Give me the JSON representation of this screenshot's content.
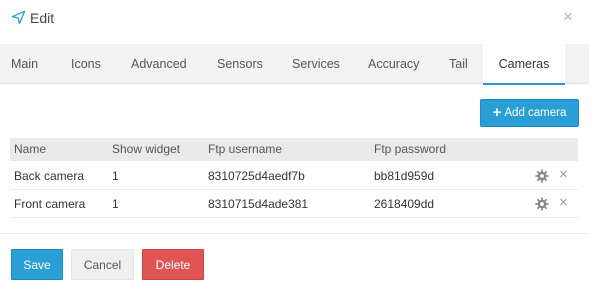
{
  "dialog": {
    "title": "Edit",
    "title_icon": "navigation-arrow-icon",
    "close_label": "×"
  },
  "tabs": [
    {
      "label": "Main",
      "active": false
    },
    {
      "label": "Icons",
      "active": false
    },
    {
      "label": "Advanced",
      "active": false
    },
    {
      "label": "Sensors",
      "active": false
    },
    {
      "label": "Services",
      "active": false
    },
    {
      "label": "Accuracy",
      "active": false
    },
    {
      "label": "Tail",
      "active": false
    },
    {
      "label": "Cameras",
      "active": true
    }
  ],
  "toolbar": {
    "add_camera_label": "Add camera",
    "add_icon": "plus-icon"
  },
  "table": {
    "columns": [
      "Name",
      "Show widget",
      "Ftp username",
      "Ftp password"
    ],
    "rows": [
      {
        "name": "Back camera",
        "show_widget": "1",
        "ftp_username": "8310725d4aedf7b",
        "ftp_password": "bb81d959d"
      },
      {
        "name": "Front camera",
        "show_widget": "1",
        "ftp_username": "8310715d4ade381",
        "ftp_password": "2618409dd"
      }
    ],
    "row_actions": {
      "settings_icon": "gear-icon",
      "delete_icon": "close-icon",
      "delete_label": "×"
    }
  },
  "footer": {
    "save_label": "Save",
    "cancel_label": "Cancel",
    "delete_label": "Delete"
  },
  "colors": {
    "accent": "#2a9fd6",
    "danger": "#e05454",
    "tab_bar": "#f2f2f2",
    "table_header": "#eaeaea"
  }
}
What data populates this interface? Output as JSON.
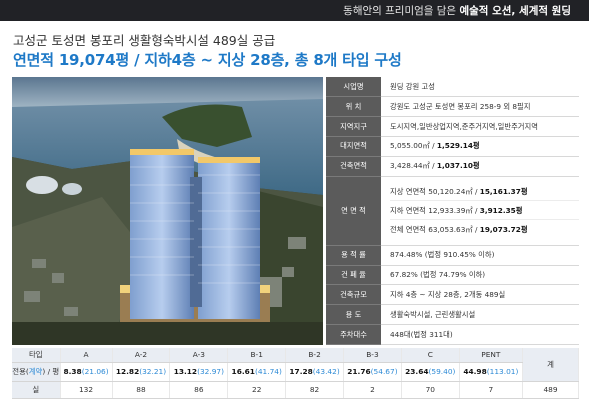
{
  "banner": {
    "prefix": "동해안의 프리미엄을 담은 ",
    "emphasis": "예술적 오션, 세계적 원딩"
  },
  "subtitle": "고성군 토성면 봉포리 생활형숙박시설 489실 공급",
  "headline": "연면적 19,074평 / 지하4층 ~ 지상 28층, 총 8개 타입 구성",
  "colors": {
    "banner": "#212226",
    "headline": "#1e79c7",
    "label_bg": "#5b5b5b",
    "area_blue": "#2f8bd6"
  },
  "specs": {
    "developer": {
      "label": "시업명",
      "value": "원딩 강원 고성"
    },
    "location": {
      "label": "위 치",
      "value": "강원도 고성군 토성면 봉포리 258-9 외 8필지"
    },
    "zoning": {
      "label": "지역지구",
      "value": "도시지역,일반상업지역,준주거지역,일반주거지역"
    },
    "site_area": {
      "label": "대지면적",
      "value": "5,055.00㎡ / ",
      "bold": "1,529.14평"
    },
    "building_area": {
      "label": "건축면적",
      "value": "3,428.44㎡ / ",
      "bold": "1,037.10평"
    },
    "floor_area": {
      "label": "연 면 적",
      "above": {
        "value": "지상 연면적 50,120.24㎡ / ",
        "bold": "15,161.37평"
      },
      "below": {
        "value": "지하 연면적 12,933.39㎡ / ",
        "bold": "3,912.35평"
      },
      "total": {
        "value": "전체 연면적 63,053.63㎡ / ",
        "bold": "19,073.72평"
      }
    },
    "far": {
      "label": "용 적 률",
      "value": "874.48% (법정 910.45% 이하)"
    },
    "bcr": {
      "label": "건 폐 율",
      "value": "67.82% (법정 74.79% 이하)"
    },
    "scale": {
      "label": "건축규모",
      "value": "지하 4층 ~ 지상 28층, 2개동 489실"
    },
    "use": {
      "label": "용 도",
      "value": "생활숙박시설, 근린생활시설"
    },
    "parking": {
      "label": "주차대수",
      "value": "448대(법정 311대)"
    }
  },
  "unit_table": {
    "type_label": "타입",
    "area_label_a": "전용(",
    "area_label_blue": "계약",
    "area_label_b": ") / 평",
    "count_label": "실",
    "total_label": "계",
    "types": [
      {
        "name": "A",
        "area": "8.38",
        "contract": "(21.06)",
        "count": "132"
      },
      {
        "name": "A-2",
        "area": "12.82",
        "contract": "(32.21)",
        "count": "88"
      },
      {
        "name": "A-3",
        "area": "13.12",
        "contract": "(32.97)",
        "count": "86"
      },
      {
        "name": "B-1",
        "area": "16.61",
        "contract": "(41.74)",
        "count": "22"
      },
      {
        "name": "B-2",
        "area": "17.28",
        "contract": "(43.42)",
        "count": "82"
      },
      {
        "name": "B-3",
        "area": "21.76",
        "contract": "(54.67)",
        "count": "2"
      },
      {
        "name": "C",
        "area": "23.64",
        "contract": "(59.40)",
        "count": "70"
      },
      {
        "name": "PENT",
        "area": "44.98",
        "contract": "(113.01)",
        "count": "7"
      }
    ],
    "total_count": "489"
  }
}
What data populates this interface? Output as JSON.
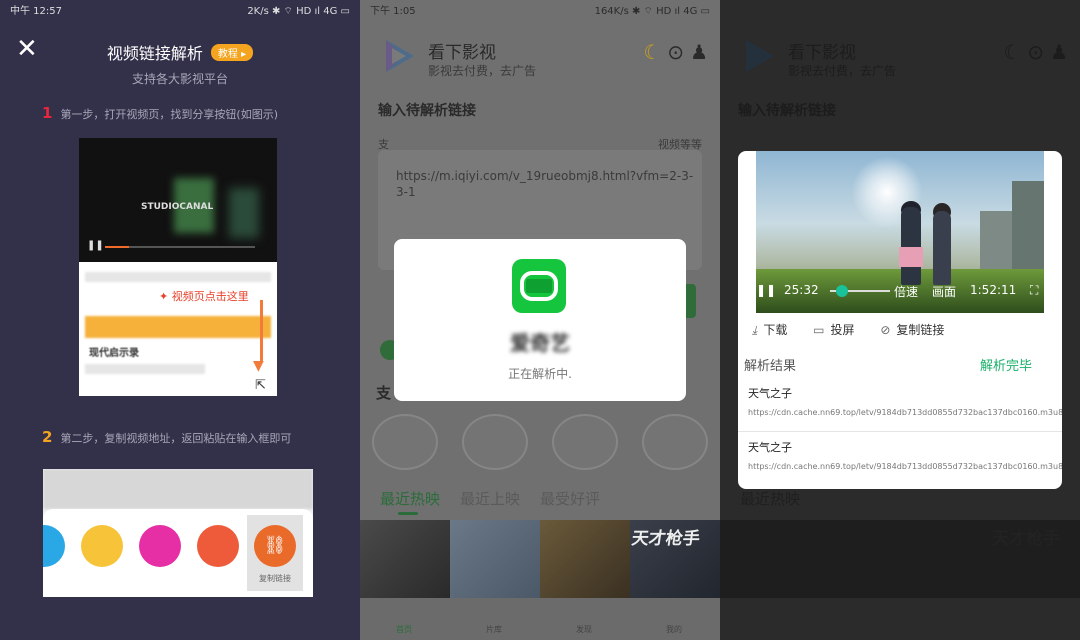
{
  "panel1": {
    "status_time": "中午 12:57",
    "status_right": "2K/s ✱ ⌔ HD ıl 4G ▭",
    "title": "视频链接解析",
    "badge": "教程",
    "subtitle": "支持各大影视平台",
    "step1_num": "1",
    "step1_text": "第一步，打开视频页，找到分享按钮(如图示)",
    "step1_image_hint": "视频页点击这里",
    "step1_image_text": "STUDIOCANAL",
    "step1_image_bold": "现代启示录",
    "step2_num": "2",
    "step2_text": "第二步，复制视频地址，返回粘贴在输入框即可",
    "copy_link": "复制链接"
  },
  "panel2": {
    "status_time": "下午 1:05",
    "status_right": "164K/s ✱ ⌔ HD ıl 4G ▭",
    "app_name": "看下影视",
    "slogan": "影视去付费，去广告",
    "section_label": "输入待解析链接",
    "input_hint_left": "支",
    "input_hint_right": "视频等等",
    "url_value": "https://m.iqiyi.com/v_19rueobmj8.html?vfm=2-3-3-1",
    "supported_label": "支",
    "tabs": [
      "最近热映",
      "最近上映",
      "最受好评"
    ],
    "poster_word": "天才枪手",
    "nav": [
      "首页",
      "片库",
      "发现",
      "我的"
    ],
    "dialog_title": "爱奇艺",
    "dialog_status": "正在解析中."
  },
  "panel3": {
    "app_name": "看下影视",
    "slogan": "影视去付费，去广告",
    "section_label": "输入待解析链接",
    "tab_label": "最近热映",
    "poster_word": "天才枪手",
    "player_elapsed": "25:32",
    "player_speed": "倍速",
    "player_picture": "画面",
    "player_total": "1:52:11",
    "action_download": "下载",
    "action_cast": "投屏",
    "action_copy": "复制链接",
    "result_label": "解析结果",
    "result_status": "解析完毕",
    "results": [
      {
        "title": "天气之子",
        "url": "https://cdn.cache.nn69.top/letv/9184db713dd0855d732bac137dbc0160.m3u8"
      },
      {
        "title": "天气之子",
        "url": "https://cdn.cache.nn69.top/letv/9184db713dd0855d732bac137dbc0160.m3u8"
      }
    ]
  },
  "colors": {
    "panel1_bg": "#33314a",
    "badge": "#f5a41f",
    "step1_number": "#e8263c",
    "step2_number": "#f5a41f",
    "iqiyi_green": "#14c53d",
    "result_done": "#1ab06a",
    "player_knob": "#19c29b"
  }
}
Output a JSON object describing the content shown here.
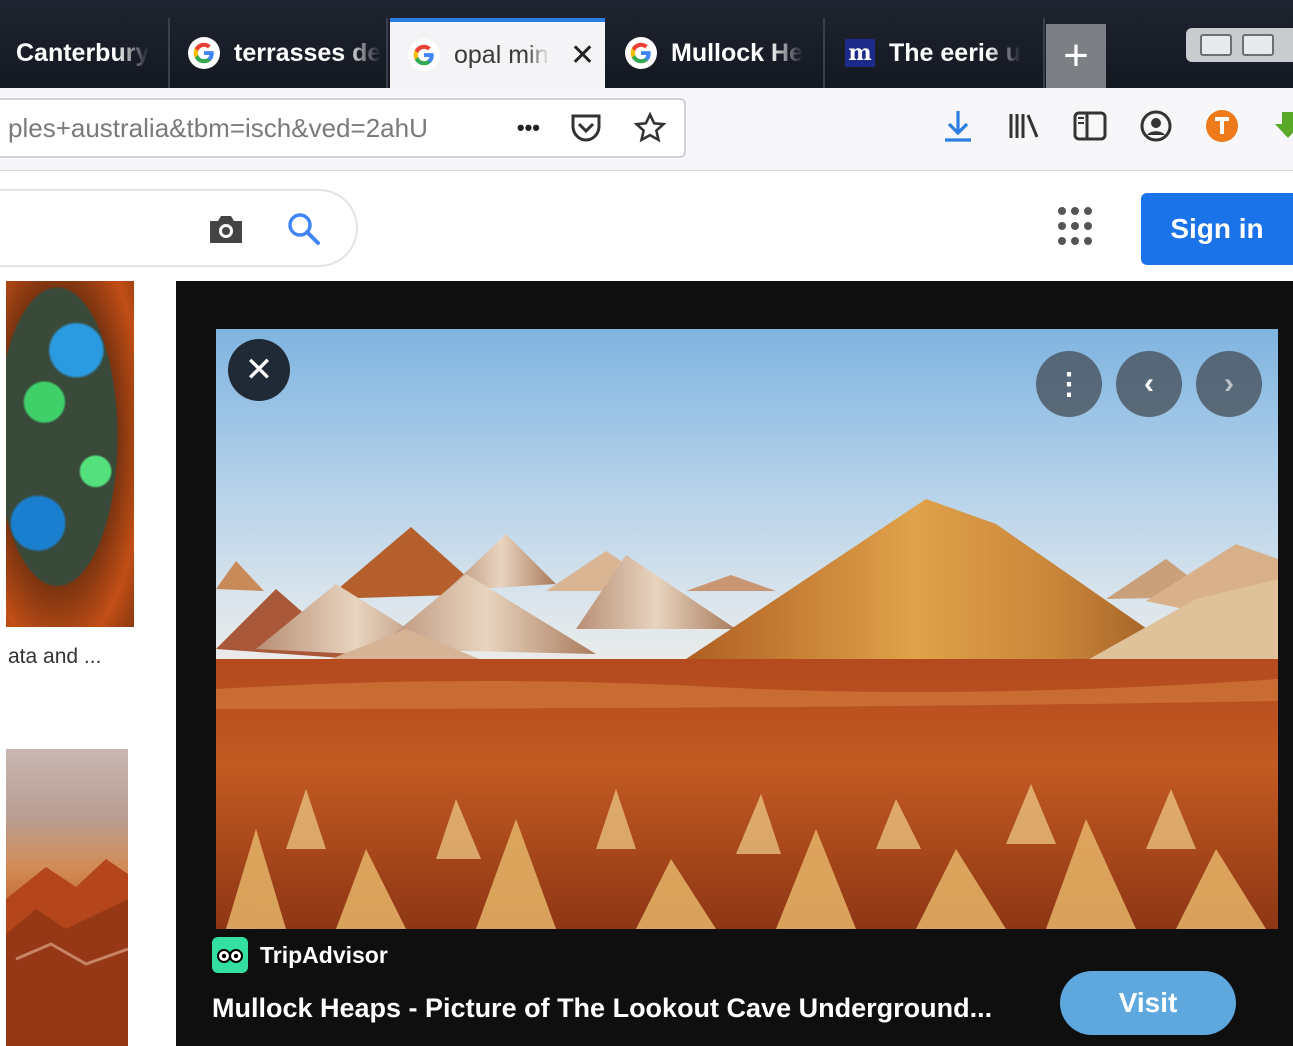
{
  "browser": {
    "tabs": [
      {
        "label": "Canterbury",
        "icon": "none",
        "active": false
      },
      {
        "label": "terrasses de",
        "icon": "google-icon",
        "active": false
      },
      {
        "label": "opal min",
        "icon": "google-icon",
        "active": true
      },
      {
        "label": "Mullock He",
        "icon": "google-icon",
        "active": false
      },
      {
        "label": "The eerie u",
        "icon": "m-icon",
        "active": false
      }
    ],
    "new_tab_symbol": "+",
    "tab_close_symbol": "✕",
    "url_text": "ples+australia&tbm=isch&ved=2ahU",
    "url_more_symbol": "•••",
    "accent_color": "#2a7de1"
  },
  "google": {
    "sign_in_label": "Sign in",
    "sign_in_color": "#1a73e8"
  },
  "results": {
    "left_caption": "ata and ..."
  },
  "preview": {
    "close_symbol": "✕",
    "more_symbol": "⋮",
    "prev_symbol": "‹",
    "next_symbol": "›",
    "source_name": "TripAdvisor",
    "title": "Mullock Heaps - Picture of The Lookout Cave Underground...",
    "visit_label": "Visit",
    "visit_color": "#5ea8de"
  }
}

......

WHAT THE EXERCISE ASKS: Skip the pictures; extract only the lines from the line with "Output a JSON" through the final line of the material, exactly as they appear.

WRITTEN SOLUTION:
Output a JSON object describing the content shown here.
{
  "browser": {
    "tabs": [
      {
        "label": "Canterbury",
        "icon": "none",
        "active": false
      },
      {
        "label": "terrasses de",
        "icon": "google-icon",
        "active": false
      },
      {
        "label": "opal min",
        "icon": "google-icon",
        "active": true
      },
      {
        "label": "Mullock He",
        "icon": "google-icon",
        "active": false
      },
      {
        "label": "The eerie u",
        "icon": "m-icon",
        "active": false
      }
    ],
    "new_tab_symbol": "+",
    "tab_close_symbol": "✕",
    "url_text": "ples+australia&tbm=isch&ved=2ahU",
    "url_more_symbol": "•••",
    "accent_color": "#2a7de1"
  },
  "google": {
    "sign_in_label": "Sign in",
    "sign_in_color": "#1a73e8"
  },
  "results": {
    "left_caption": "ata and ..."
  },
  "preview": {
    "close_symbol": "✕",
    "more_symbol": "⋮",
    "prev_symbol": "‹",
    "next_symbol": "›",
    "source_name": "TripAdvisor",
    "title": "Mullock Heaps - Picture of The Lookout Cave Underground...",
    "visit_label": "Visit",
    "visit_color": "#5ea8de"
  }
}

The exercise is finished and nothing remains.